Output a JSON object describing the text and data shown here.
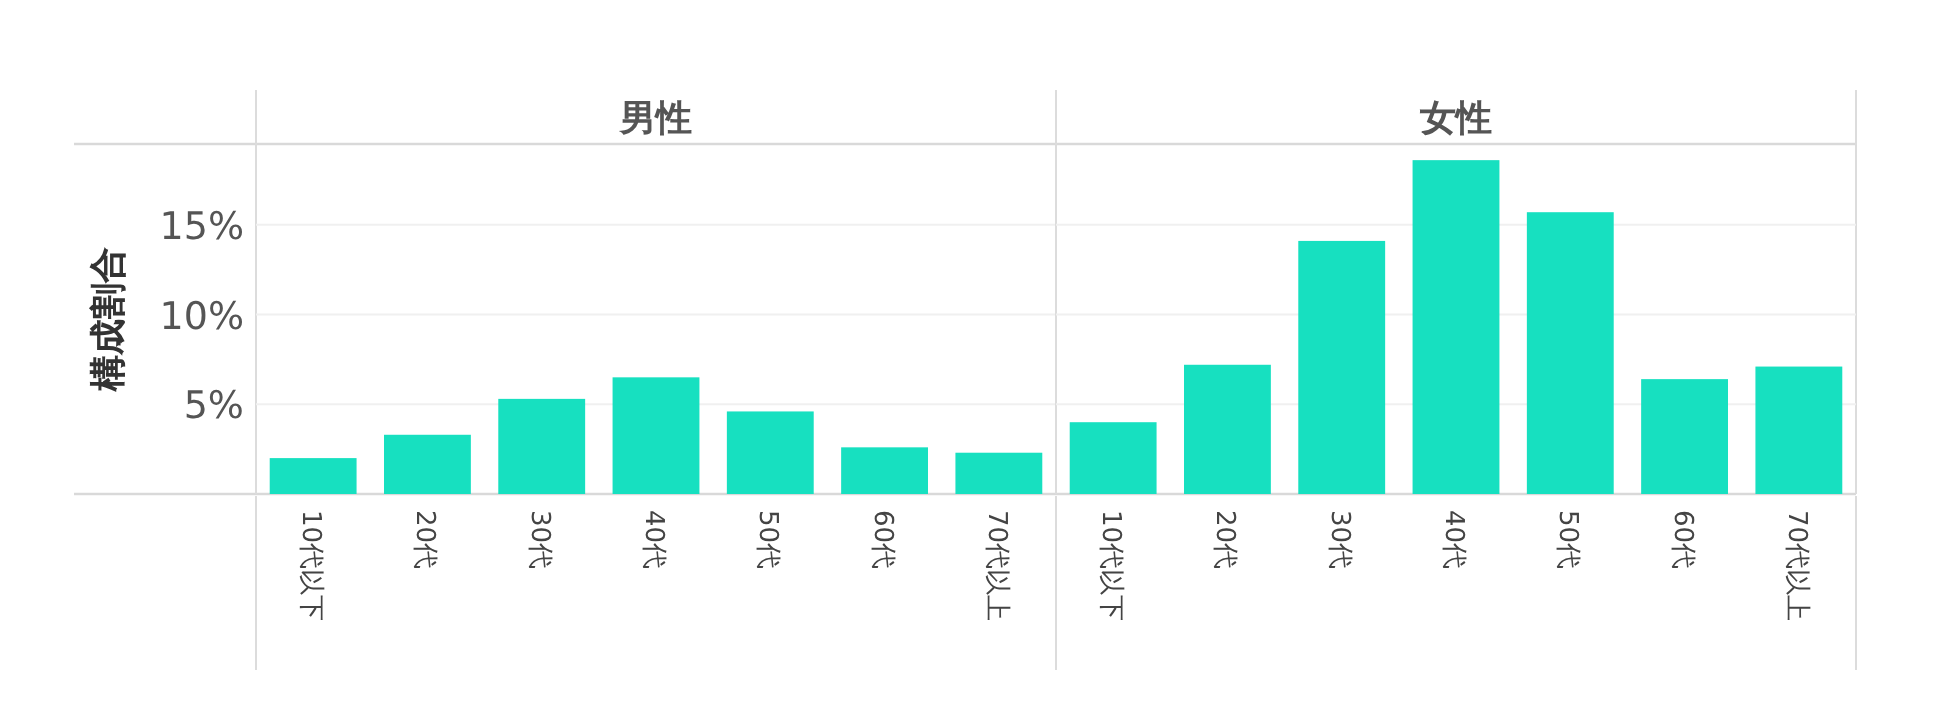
{
  "chart_data": [
    {
      "type": "bar",
      "title": "男性",
      "ylabel": "構成割合",
      "categories": [
        "10代以下",
        "20代",
        "30代",
        "40代",
        "50代",
        "60代",
        "70代以上"
      ],
      "series": [
        {
          "color": "#17e0c0",
          "values": [
            2.0,
            3.3,
            5.3,
            6.5,
            4.6,
            2.6,
            2.3
          ]
        }
      ],
      "ylim": [
        0,
        19.5
      ],
      "yticks": [
        {
          "value": 5,
          "label": "5%"
        },
        {
          "value": 10,
          "label": "10%"
        },
        {
          "value": 15,
          "label": "15%"
        }
      ],
      "grid": "y"
    },
    {
      "type": "bar",
      "title": "女性",
      "categories": [
        "10代以下",
        "20代",
        "30代",
        "40代",
        "50代",
        "60代",
        "70代以上"
      ],
      "series": [
        {
          "color": "#17e0c0",
          "values": [
            4.0,
            7.2,
            14.1,
            18.6,
            15.7,
            6.4,
            7.1
          ]
        }
      ],
      "ylim": [
        0,
        19.5
      ],
      "yticks": [
        5,
        10,
        15
      ],
      "grid": "y",
      "tick_labels": "x"
    }
  ]
}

****

EXERCISE INSTRUCTIONS —
Repeat every record above exactly, but leave out any pictures.

ANSWER TO THE PROBLEM —
Output a JSON object describing the text and data shown here.
{
  "chart_data": [
    {
      "type": "bar",
      "title": "男性",
      "ylabel": "構成割合",
      "categories": [
        "10代以下",
        "20代",
        "30代",
        "40代",
        "50代",
        "60代",
        "70代以上"
      ],
      "series": [
        {
          "color": "#17e0c0",
          "values": [
            2.0,
            3.3,
            5.3,
            6.5,
            4.6,
            2.6,
            2.3
          ]
        }
      ],
      "ylim": [
        0,
        19.5
      ],
      "yticks": [
        {
          "value": 5,
          "label": "5%"
        },
        {
          "value": 10,
          "label": "10%"
        },
        {
          "value": 15,
          "label": "15%"
        }
      ],
      "grid": "y"
    },
    {
      "type": "bar",
      "title": "女性",
      "categories": [
        "10代以下",
        "20代",
        "30代",
        "40代",
        "50代",
        "60代",
        "70代以上"
      ],
      "series": [
        {
          "color": "#17e0c0",
          "values": [
            4.0,
            7.2,
            14.1,
            18.6,
            15.7,
            6.4,
            7.1
          ]
        }
      ],
      "ylim": [
        0,
        19.5
      ],
      "yticks": [
        5,
        10,
        15
      ],
      "grid": "y",
      "tick_labels": "x"
    }
  ]
}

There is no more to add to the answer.